__TASK BRIEF__: Each line below that contains "Bagno" counts once; report the total and nothing more.

--- BEGIN SOURCE MATERIAL ---

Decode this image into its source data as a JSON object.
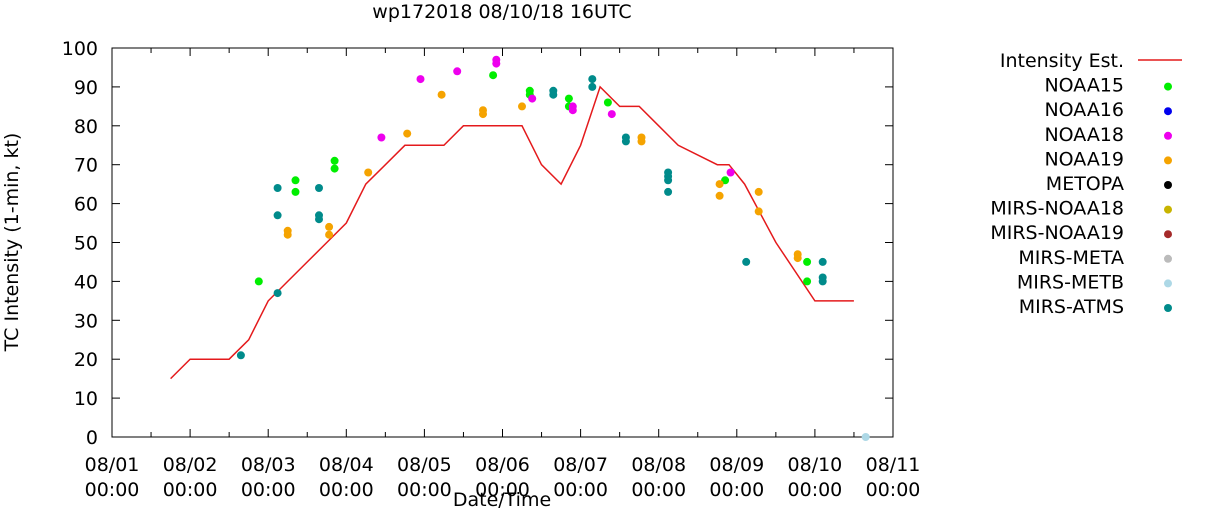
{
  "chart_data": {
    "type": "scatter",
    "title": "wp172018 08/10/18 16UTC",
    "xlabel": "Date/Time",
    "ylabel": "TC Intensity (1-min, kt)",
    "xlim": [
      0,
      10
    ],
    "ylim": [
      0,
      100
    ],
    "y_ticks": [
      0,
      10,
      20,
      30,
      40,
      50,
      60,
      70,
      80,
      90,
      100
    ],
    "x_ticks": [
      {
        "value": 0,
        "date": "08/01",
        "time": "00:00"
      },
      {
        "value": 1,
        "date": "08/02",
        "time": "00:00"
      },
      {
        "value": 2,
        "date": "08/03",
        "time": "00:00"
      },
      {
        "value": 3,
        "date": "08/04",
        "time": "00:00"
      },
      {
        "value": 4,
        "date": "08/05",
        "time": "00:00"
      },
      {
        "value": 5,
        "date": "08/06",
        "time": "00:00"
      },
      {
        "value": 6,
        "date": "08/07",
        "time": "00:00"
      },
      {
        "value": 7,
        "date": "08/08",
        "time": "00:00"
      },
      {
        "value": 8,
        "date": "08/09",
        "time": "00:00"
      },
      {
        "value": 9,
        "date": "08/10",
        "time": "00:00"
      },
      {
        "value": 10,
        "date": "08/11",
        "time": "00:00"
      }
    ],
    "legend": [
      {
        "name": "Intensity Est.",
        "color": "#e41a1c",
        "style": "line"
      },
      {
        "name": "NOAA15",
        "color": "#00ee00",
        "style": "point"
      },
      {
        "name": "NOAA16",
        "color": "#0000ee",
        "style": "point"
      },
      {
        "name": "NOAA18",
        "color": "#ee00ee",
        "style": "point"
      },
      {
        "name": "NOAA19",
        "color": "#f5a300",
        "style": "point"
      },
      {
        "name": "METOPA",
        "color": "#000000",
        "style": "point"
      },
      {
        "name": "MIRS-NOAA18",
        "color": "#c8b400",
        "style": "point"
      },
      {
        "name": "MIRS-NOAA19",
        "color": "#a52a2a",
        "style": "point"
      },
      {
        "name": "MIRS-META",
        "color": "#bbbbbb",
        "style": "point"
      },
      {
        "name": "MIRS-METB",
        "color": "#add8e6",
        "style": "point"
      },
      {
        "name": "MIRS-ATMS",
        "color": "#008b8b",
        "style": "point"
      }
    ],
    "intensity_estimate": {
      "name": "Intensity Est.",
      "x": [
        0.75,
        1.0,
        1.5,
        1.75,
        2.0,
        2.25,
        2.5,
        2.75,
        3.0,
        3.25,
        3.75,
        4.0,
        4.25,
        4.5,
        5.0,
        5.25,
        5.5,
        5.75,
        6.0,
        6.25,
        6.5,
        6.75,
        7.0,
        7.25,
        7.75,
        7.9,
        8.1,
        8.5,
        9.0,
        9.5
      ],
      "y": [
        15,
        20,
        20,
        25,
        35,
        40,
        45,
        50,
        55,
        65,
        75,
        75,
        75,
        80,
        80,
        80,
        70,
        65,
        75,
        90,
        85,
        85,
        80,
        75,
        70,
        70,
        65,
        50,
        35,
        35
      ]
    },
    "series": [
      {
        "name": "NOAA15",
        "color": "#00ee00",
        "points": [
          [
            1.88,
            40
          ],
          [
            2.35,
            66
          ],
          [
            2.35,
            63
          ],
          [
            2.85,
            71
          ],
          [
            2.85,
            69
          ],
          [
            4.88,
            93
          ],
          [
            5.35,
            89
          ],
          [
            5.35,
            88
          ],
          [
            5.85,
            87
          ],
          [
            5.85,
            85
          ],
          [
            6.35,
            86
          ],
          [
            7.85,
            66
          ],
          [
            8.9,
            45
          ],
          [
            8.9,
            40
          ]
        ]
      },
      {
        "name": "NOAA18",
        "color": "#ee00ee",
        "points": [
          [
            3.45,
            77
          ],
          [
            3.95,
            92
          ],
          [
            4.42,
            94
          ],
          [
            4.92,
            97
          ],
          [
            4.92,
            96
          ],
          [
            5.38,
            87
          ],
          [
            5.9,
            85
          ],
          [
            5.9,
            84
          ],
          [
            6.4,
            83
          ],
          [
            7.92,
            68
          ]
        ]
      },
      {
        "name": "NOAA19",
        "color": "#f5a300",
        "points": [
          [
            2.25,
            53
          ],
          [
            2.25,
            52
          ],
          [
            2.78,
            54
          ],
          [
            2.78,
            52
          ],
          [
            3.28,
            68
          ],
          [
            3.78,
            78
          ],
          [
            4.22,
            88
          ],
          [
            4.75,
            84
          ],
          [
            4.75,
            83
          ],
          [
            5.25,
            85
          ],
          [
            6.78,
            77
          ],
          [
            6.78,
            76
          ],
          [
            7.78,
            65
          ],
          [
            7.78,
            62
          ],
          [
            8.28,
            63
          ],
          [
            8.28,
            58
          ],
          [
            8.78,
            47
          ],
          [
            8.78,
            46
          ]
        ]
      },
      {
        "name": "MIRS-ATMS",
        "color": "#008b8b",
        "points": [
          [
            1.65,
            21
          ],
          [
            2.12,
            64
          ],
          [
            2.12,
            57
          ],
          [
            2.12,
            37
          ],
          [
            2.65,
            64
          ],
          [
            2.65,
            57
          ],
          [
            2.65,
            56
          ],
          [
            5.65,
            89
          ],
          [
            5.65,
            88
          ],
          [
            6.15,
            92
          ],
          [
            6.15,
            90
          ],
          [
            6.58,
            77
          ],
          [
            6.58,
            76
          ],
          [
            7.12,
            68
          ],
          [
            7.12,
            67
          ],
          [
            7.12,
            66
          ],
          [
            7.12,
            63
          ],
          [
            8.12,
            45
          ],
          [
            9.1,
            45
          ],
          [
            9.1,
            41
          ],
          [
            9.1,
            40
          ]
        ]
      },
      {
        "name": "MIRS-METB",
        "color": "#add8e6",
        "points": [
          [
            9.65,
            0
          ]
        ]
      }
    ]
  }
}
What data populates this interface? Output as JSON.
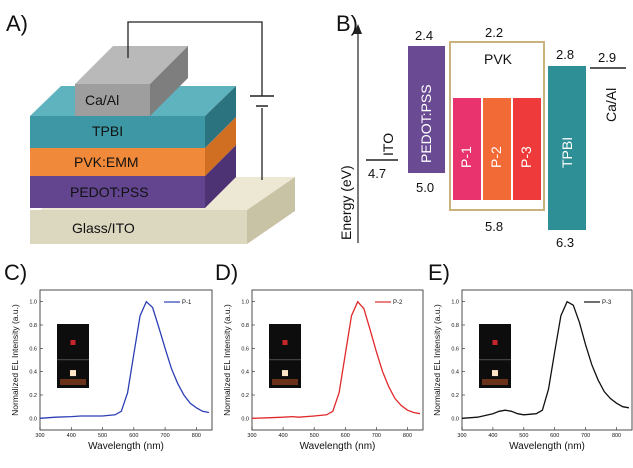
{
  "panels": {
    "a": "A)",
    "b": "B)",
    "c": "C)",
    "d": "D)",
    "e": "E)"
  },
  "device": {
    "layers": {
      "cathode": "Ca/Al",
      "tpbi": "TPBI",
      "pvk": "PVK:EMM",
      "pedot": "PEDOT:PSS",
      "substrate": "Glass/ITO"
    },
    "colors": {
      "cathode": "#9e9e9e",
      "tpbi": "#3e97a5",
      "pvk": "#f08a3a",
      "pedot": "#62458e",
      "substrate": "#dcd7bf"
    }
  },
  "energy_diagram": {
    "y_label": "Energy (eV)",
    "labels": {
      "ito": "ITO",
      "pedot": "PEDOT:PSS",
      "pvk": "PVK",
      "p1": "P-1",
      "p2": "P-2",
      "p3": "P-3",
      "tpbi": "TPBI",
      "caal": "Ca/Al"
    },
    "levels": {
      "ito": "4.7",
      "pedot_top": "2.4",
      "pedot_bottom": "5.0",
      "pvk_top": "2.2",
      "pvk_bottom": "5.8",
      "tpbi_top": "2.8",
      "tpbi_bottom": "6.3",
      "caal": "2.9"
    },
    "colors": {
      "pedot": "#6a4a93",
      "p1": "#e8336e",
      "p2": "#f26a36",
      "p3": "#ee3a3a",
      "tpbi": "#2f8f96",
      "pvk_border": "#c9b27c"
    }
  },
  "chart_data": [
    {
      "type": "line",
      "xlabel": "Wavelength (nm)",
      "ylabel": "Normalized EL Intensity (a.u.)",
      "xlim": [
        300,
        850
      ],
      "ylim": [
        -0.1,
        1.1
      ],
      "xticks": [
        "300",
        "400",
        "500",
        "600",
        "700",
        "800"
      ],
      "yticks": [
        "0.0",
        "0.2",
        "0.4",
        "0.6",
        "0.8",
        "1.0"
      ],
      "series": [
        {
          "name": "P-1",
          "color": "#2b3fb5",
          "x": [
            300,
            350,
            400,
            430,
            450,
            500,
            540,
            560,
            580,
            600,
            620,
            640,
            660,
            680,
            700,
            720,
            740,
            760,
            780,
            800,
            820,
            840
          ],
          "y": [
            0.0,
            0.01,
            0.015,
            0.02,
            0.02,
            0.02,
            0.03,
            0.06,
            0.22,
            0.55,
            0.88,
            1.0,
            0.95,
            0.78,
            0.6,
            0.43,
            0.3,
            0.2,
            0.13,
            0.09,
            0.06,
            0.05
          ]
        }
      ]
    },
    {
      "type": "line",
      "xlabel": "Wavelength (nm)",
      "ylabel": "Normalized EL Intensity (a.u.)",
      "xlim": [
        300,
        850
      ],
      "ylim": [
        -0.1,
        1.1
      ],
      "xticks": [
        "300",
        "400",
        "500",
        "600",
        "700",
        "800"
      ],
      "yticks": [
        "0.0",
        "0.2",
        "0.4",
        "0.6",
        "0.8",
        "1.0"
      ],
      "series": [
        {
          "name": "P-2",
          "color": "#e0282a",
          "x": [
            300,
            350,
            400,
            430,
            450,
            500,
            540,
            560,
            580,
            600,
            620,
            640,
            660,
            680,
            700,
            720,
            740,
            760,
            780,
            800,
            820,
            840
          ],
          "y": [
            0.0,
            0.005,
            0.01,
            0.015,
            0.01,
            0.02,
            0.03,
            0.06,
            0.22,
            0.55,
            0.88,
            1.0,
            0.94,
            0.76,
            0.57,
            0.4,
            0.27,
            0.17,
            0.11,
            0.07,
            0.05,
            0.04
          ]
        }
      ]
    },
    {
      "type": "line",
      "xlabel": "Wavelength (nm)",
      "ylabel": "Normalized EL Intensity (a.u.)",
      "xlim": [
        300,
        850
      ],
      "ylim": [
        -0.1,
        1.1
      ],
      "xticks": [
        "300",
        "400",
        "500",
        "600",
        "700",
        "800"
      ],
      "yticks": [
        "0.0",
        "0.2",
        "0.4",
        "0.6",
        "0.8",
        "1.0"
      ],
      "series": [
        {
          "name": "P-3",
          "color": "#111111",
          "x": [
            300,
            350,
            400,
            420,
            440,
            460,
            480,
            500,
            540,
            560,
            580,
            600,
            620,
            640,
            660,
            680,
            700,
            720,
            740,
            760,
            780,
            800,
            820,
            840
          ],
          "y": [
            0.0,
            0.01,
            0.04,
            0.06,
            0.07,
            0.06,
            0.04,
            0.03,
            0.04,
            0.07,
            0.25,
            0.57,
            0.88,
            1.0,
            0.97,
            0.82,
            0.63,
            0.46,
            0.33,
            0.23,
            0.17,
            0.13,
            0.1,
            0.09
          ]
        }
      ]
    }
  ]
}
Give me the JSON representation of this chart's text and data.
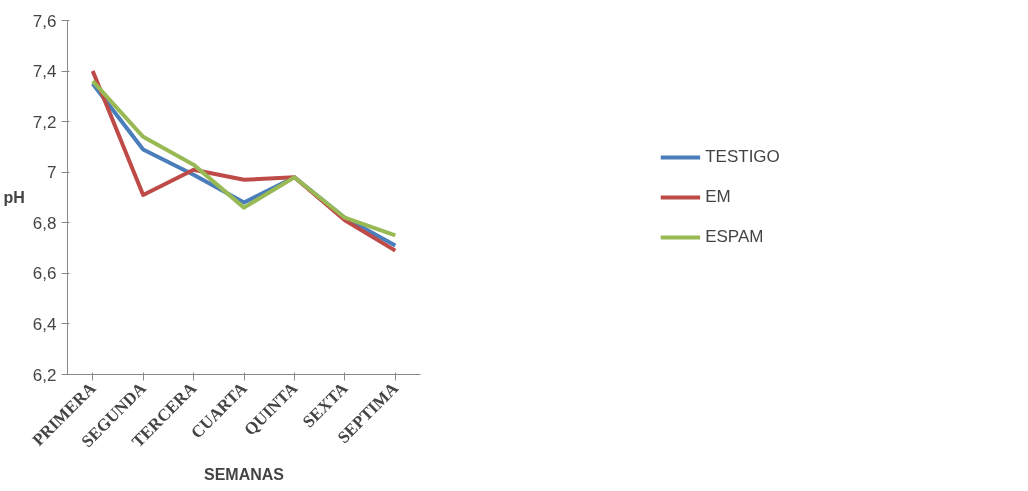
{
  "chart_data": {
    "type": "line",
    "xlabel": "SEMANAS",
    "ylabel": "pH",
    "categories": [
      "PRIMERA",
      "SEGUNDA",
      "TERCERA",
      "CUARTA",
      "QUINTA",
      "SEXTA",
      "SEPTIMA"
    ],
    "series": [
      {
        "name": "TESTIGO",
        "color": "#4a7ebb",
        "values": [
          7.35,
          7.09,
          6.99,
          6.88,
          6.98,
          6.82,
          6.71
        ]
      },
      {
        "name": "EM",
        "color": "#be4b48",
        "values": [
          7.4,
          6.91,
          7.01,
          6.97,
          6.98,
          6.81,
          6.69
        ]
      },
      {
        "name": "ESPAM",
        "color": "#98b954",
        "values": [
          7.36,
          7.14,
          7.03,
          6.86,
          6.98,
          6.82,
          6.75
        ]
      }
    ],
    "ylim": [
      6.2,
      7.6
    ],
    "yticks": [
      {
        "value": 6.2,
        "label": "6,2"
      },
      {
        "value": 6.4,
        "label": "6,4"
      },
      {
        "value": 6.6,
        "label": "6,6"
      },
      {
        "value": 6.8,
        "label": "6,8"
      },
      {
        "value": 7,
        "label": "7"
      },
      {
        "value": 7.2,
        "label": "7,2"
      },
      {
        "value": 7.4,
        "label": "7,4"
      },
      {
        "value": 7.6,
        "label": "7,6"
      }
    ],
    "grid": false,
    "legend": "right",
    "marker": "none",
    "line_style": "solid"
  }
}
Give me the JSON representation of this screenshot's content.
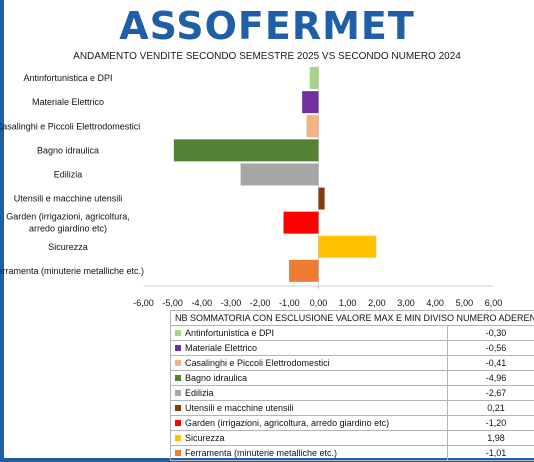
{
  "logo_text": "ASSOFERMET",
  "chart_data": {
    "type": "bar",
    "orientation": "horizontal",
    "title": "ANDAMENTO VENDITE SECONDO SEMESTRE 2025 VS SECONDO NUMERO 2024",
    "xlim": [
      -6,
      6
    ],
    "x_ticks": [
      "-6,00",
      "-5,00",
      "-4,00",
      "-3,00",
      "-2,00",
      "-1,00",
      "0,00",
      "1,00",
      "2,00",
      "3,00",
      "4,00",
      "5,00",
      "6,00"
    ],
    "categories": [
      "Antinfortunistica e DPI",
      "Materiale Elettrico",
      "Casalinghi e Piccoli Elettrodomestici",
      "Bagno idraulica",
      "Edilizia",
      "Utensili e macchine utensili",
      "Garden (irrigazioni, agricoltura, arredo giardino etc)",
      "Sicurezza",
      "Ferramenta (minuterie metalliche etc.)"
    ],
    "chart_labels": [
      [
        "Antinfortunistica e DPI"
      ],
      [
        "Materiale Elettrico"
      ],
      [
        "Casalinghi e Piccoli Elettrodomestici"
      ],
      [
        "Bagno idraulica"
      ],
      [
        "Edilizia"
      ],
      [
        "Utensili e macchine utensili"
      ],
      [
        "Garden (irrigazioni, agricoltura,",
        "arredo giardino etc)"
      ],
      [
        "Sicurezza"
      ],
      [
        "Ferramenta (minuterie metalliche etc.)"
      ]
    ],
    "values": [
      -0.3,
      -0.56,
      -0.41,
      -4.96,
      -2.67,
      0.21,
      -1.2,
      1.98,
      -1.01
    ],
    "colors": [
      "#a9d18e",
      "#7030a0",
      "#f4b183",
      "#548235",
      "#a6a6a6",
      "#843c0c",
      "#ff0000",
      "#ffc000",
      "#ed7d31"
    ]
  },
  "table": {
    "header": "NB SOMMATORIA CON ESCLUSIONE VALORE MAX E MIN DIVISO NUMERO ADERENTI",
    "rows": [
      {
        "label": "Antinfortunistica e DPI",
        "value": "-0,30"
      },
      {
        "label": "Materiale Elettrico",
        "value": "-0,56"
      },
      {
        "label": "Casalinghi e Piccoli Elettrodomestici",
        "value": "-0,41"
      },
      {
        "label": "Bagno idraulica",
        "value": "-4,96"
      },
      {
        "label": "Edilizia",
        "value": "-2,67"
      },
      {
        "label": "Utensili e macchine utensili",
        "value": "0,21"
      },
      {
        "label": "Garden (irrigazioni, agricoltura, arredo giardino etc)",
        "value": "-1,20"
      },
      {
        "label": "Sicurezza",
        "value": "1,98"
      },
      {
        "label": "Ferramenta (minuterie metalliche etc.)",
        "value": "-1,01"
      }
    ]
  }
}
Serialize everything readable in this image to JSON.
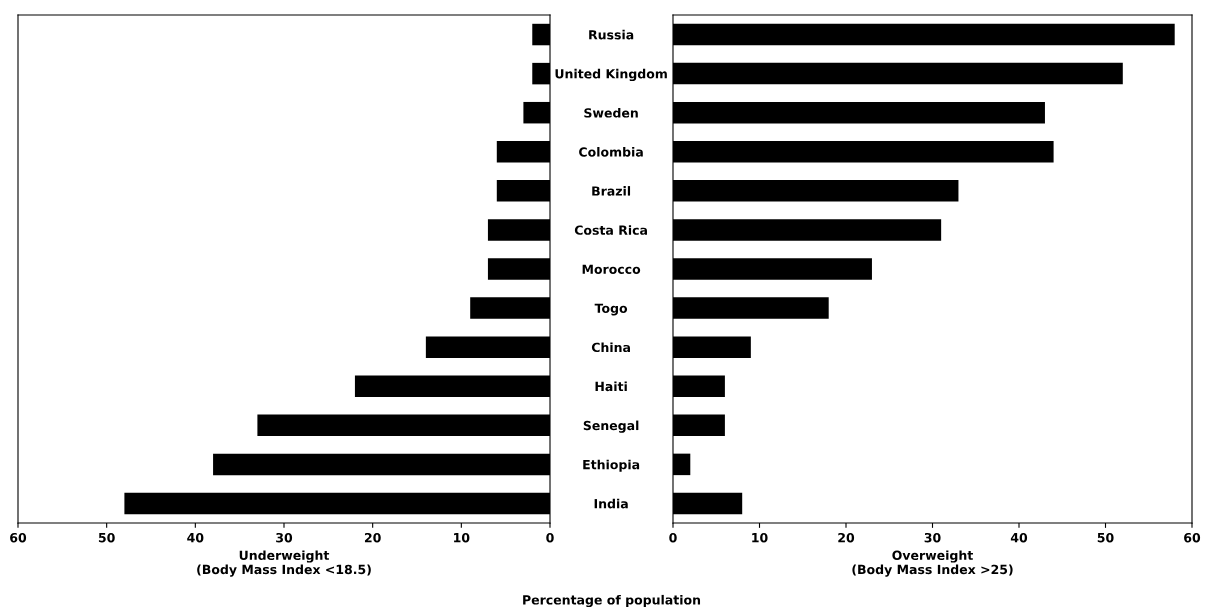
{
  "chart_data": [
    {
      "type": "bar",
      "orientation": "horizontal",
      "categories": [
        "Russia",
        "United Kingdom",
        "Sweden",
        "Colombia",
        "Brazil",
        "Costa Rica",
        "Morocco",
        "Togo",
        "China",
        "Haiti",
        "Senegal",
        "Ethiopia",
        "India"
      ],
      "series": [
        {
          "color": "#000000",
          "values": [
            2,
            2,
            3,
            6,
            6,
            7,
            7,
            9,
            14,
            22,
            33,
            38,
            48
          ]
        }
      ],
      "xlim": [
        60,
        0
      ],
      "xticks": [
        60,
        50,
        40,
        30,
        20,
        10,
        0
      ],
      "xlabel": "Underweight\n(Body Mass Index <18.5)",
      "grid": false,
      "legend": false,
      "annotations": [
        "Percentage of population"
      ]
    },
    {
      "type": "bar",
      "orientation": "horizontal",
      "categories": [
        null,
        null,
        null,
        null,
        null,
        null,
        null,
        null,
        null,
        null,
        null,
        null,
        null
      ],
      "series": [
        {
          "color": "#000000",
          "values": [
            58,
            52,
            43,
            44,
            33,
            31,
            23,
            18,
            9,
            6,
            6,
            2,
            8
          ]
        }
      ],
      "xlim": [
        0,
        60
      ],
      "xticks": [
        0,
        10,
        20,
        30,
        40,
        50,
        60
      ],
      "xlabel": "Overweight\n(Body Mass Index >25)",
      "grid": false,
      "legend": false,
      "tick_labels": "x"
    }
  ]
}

--- END SOURCE MATERIAL ---

__SOLUTION BELOW__: 3